──────── SUPPLIED MATERIAL

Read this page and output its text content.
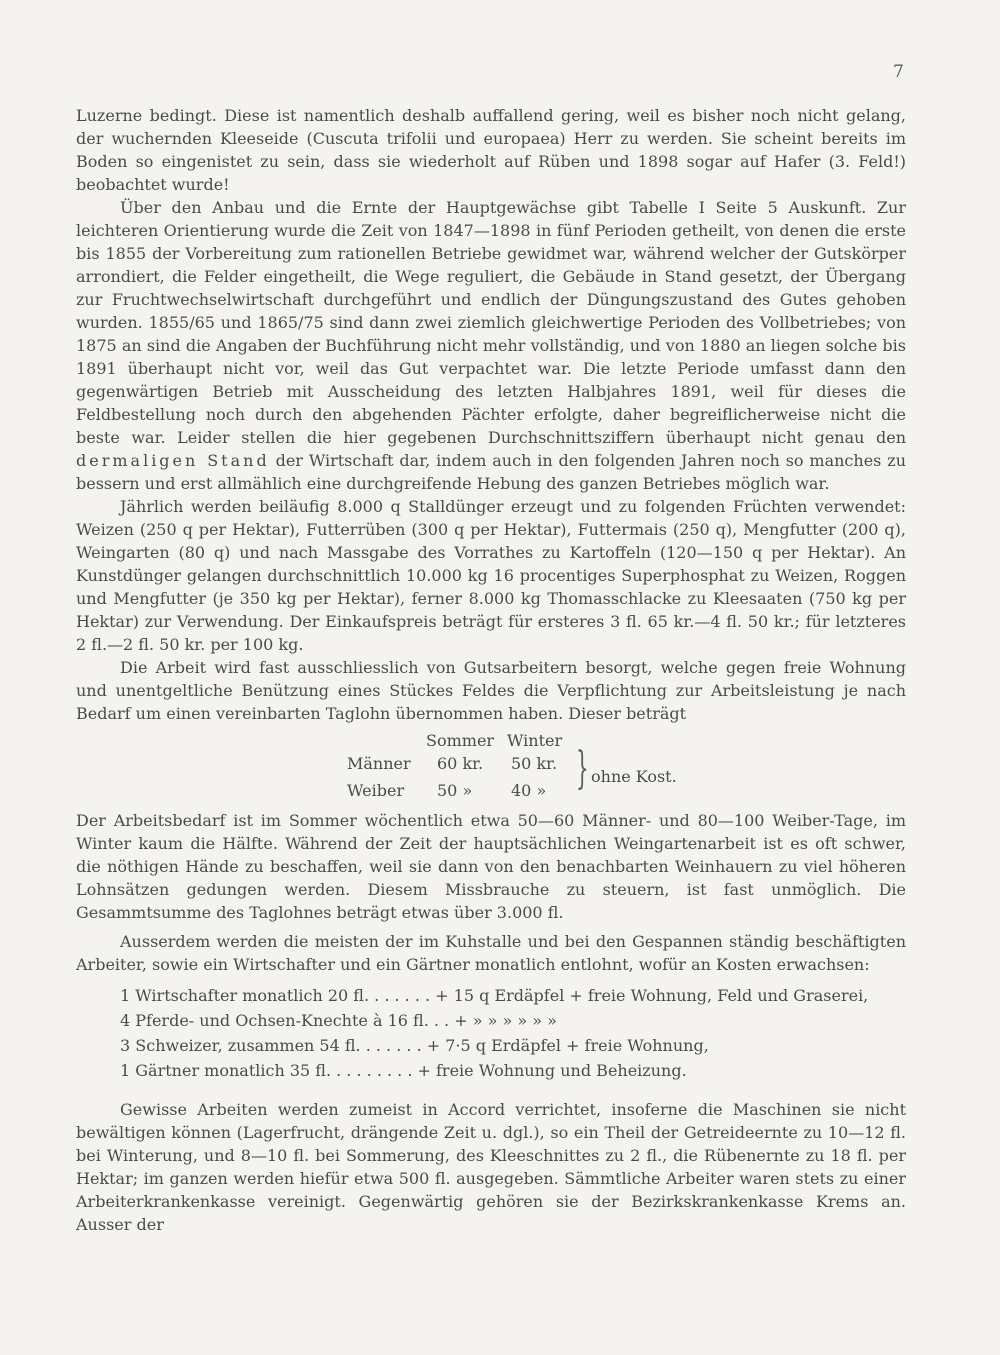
7

Luzerne bedingt. Diese ist namentlich deshalb auffallend gering, weil es bisher noch nicht gelang, der wuchernden Kleeseide (Cuscuta trifolii und europaea) Herr zu werden. Sie scheint bereits im Boden so eingenistet zu sein, dass sie wiederholt auf Rüben und 1898 sogar auf Hafer (3. Feld!) beobachtet wurde!

Über den Anbau und die Ernte der Hauptgewächse gibt Tabelle I Seite 5 Auskunft. Zur leichteren Orientierung wurde die Zeit von 1847—1898 in fünf Perioden getheilt, von denen die erste bis 1855 der Vorbereitung zum rationellen Betriebe gewidmet war, während welcher der Gutskörper arrondiert, die Felder eingetheilt, die Wege reguliert, die Gebäude in Stand gesetzt, der Übergang zur Fruchtwechselwirtschaft durchgeführt und endlich der Düngungszustand des Gutes gehoben wurden. 1855/65 und 1865/75 sind dann zwei ziemlich gleichwertige Perioden des Vollbetriebes; von 1875 an sind die Angaben der Buchführung nicht mehr vollständig, und von 1880 an liegen solche bis 1891 überhaupt nicht vor, weil das Gut verpachtet war. Die letzte Periode umfasst dann den gegenwärtigen Betrieb mit Ausscheidung des letzten Halbjahres 1891, weil für dieses die Feldbestellung noch durch den abgehenden Pächter erfolgte, daher begreiflicherweise nicht die beste war. Leider stellen die hier gegebenen Durchschnittsziffern überhaupt nicht genau den dermaligen Stand der Wirtschaft dar, indem auch in den folgenden Jahren noch so manches zu bessern und erst allmählich eine durchgreifende Hebung des ganzen Betriebes möglich war.

Jährlich werden beiläufig 8.000 q Stalldünger erzeugt und zu folgenden Früchten verwendet: Weizen (250 q per Hektar), Futterrüben (300 q per Hektar), Futtermais (250 q), Mengfutter (200 q), Weingarten (80 q) und nach Massgabe des Vorrathes zu Kartoffeln (120—150 q per Hektar). An Kunstdünger gelangen durchschnittlich 10.000 kg 16 procentiges Superphosphat zu Weizen, Roggen und Mengfutter (je 350 kg per Hektar), ferner 8.000 kg Thomasschlacke zu Kleesaaten (750 kg per Hektar) zur Verwendung. Der Einkaufspreis beträgt für ersteres 3 fl. 65 kr.—4 fl. 50 kr.; für letzteres 2 fl.—2 fl. 50 kr. per 100 kg.

Die Arbeit wird fast ausschliesslich von Gutsarbeitern besorgt, welche gegen freie Wohnung und unentgeltliche Benützung eines Stückes Feldes die Verpflichtung zur Arbeitsleistung je nach Bedarf um einen vereinbarten Taglohn übernommen haben. Dieser beträgt

Sommer Winter
Männer 60 kr. 50 kr.
Weiber 50 » 40 » } ohne Kost.

Der Arbeitsbedarf ist im Sommer wöchentlich etwa 50—60 Männer- und 80—100 Weiber-Tage, im Winter kaum die Hälfte. Während der Zeit der hauptsächlichen Weingartenarbeit ist es oft schwer, die nöthigen Hände zu beschaffen, weil sie dann von den benachbarten Weinhauern zu viel höheren Lohnsätzen gedungen werden. Diesem Missbrauche zu steuern, ist fast unmöglich. Die Gesammtsumme des Taglohnes beträgt etwas über 3.000 fl.

Ausserdem werden die meisten der im Kuhstalle und bei den Gespannen ständig beschäftigten Arbeiter, sowie ein Wirtschafter und ein Gärtner monatlich entlohnt, wofür an Kosten erwachsen:

1 Wirtschafter monatlich 20 fl. . . . . . . + 15 q Erdäpfel + freie Wohnung, Feld und Graserei,
4 Pferde- und Ochsen-Knechte à 16 fl. . . + » » » » » »
3 Schweizer, zusammen 54 fl. . . . . . . + 7·5 q Erdäpfel + freie Wohnung,
1 Gärtner monatlich 35 fl. . . . . . . . . + freie Wohnung und Beheizung.

Gewisse Arbeiten werden zumeist in Accord verrichtet, insoferne die Maschinen sie nicht bewältigen können (Lagerfrucht, drängende Zeit u. dgl.), so ein Theil der Getreideernte zu 10—12 fl. bei Winterung, und 8—10 fl. bei Sommerung, des Kleeschnittes zu 2 fl., die Rübenernte zu 18 fl. per Hektar; im ganzen werden hiefür etwa 500 fl. ausgegeben. Sämmtliche Arbeiter waren stets zu einer Arbeiterkrankenkasse vereinigt. Gegenwärtig gehören sie der Bezirkskrankenkasse Krems an. Ausser der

────────────────

### WRITTEN EXERCISE
The records above are to be restated exactly, without their pictures.

### TASK RESULT
Read this page and output its text content.
7

Luzerne bedingt. Diese ist namentlich deshalb auffallend gering, weil es bisher noch nicht gelang, der wuchernden Kleeseide (Cuscuta trifolii und europaea) Herr zu werden. Sie scheint bereits im Boden so eingenistet zu sein, dass sie wiederholt auf Rüben und 1898 sogar auf Hafer (3. Feld!) beobachtet wurde!

Über den Anbau und die Ernte der Hauptgewächse gibt Tabelle I Seite 5 Auskunft. Zur leichteren Orientierung wurde die Zeit von 1847—1898 in fünf Perioden getheilt, von denen die erste bis 1855 der Vorbereitung zum rationellen Betriebe gewidmet war, während welcher der Gutskörper arrondiert, die Felder eingetheilt, die Wege reguliert, die Gebäude in Stand gesetzt, der Übergang zur Fruchtwechselwirtschaft durchgeführt und endlich der Düngungszustand des Gutes gehoben wurden. 1855/65 und 1865/75 sind dann zwei ziemlich gleichwertige Perioden des Vollbetriebes; von 1875 an sind die Angaben der Buchführung nicht mehr vollständig, und von 1880 an liegen solche bis 1891 überhaupt nicht vor, weil das Gut verpachtet war. Die letzte Periode umfasst dann den gegenwärtigen Betrieb mit Ausscheidung des letzten Halbjahres 1891, weil für dieses die Feldbestellung noch durch den abgehenden Pächter erfolgte, daher begreiflicherweise nicht die beste war. Leider stellen die hier gegebenen Durchschnittsziffern überhaupt nicht genau den dermaligen Stand der Wirtschaft dar, indem auch in den folgenden Jahren noch so manches zu bessern und erst allmählich eine durchgreifende Hebung des ganzen Betriebes möglich war.

Jährlich werden beiläufig 8.000 q Stalldünger erzeugt und zu folgenden Früchten verwendet: Weizen (250 q per Hektar), Futterrüben (300 q per Hektar), Futtermais (250 q), Mengfutter (200 q), Weingarten (80 q) und nach Massgabe des Vorrathes zu Kartoffeln (120—150 q per Hektar). An Kunstdünger gelangen durchschnittlich 10.000 kg 16 procentiges Superphosphat zu Weizen, Roggen und Mengfutter (je 350 kg per Hektar), ferner 8.000 kg Thomasschlacke zu Kleesaaten (750 kg per Hektar) zur Verwendung. Der Einkaufspreis beträgt für ersteres 3 fl. 65 kr.—4 fl. 50 kr.; für letzteres 2 fl.—2 fl. 50 kr. per 100 kg.

Die Arbeit wird fast ausschliesslich von Gutsarbeitern besorgt, welche gegen freie Wohnung und unentgeltliche Benützung eines Stückes Feldes die Verpflichtung zur Arbeitsleistung je nach Bedarf um einen vereinbarten Taglohn übernommen haben. Dieser beträgt

Sommer Winter
Männer 60 kr. 50 kr.
Weiber 50 » 40 » } ohne Kost.

Der Arbeitsbedarf ist im Sommer wöchentlich etwa 50—60 Männer- und 80—100 Weiber-Tage, im Winter kaum die Hälfte. Während der Zeit der hauptsächlichen Weingartenarbeit ist es oft schwer, die nöthigen Hände zu beschaffen, weil sie dann von den benachbarten Weinhauern zu viel höheren Lohnsätzen gedungen werden. Diesem Missbrauche zu steuern, ist fast unmöglich. Die Gesammtsumme des Taglohnes beträgt etwas über 3.000 fl.

Ausserdem werden die meisten der im Kuhstalle und bei den Gespannen ständig beschäftigten Arbeiter, sowie ein Wirtschafter und ein Gärtner monatlich entlohnt, wofür an Kosten erwachsen:

1 Wirtschafter monatlich 20 fl. . . . . . . + 15 q Erdäpfel + freie Wohnung, Feld und Graserei,
4 Pferde- und Ochsen-Knechte à 16 fl. . . + » » » » » »
3 Schweizer, zusammen 54 fl. . . . . . . + 7·5 q Erdäpfel + freie Wohnung,
1 Gärtner monatlich 35 fl. . . . . . . . . + freie Wohnung und Beheizung.

Gewisse Arbeiten werden zumeist in Accord verrichtet, insoferne die Maschinen sie nicht bewältigen können (Lagerfrucht, drängende Zeit u. dgl.), so ein Theil der Getreideernte zu 10—12 fl. bei Winterung, und 8—10 fl. bei Sommerung, des Kleeschnittes zu 2 fl., die Rübenernte zu 18 fl. per Hektar; im ganzen werden hiefür etwa 500 fl. ausgegeben. Sämmtliche Arbeiter waren stets zu einer Arbeiterkrankenkasse vereinigt. Gegenwärtig gehören sie der Bezirkskrankenkasse Krems an. Ausser der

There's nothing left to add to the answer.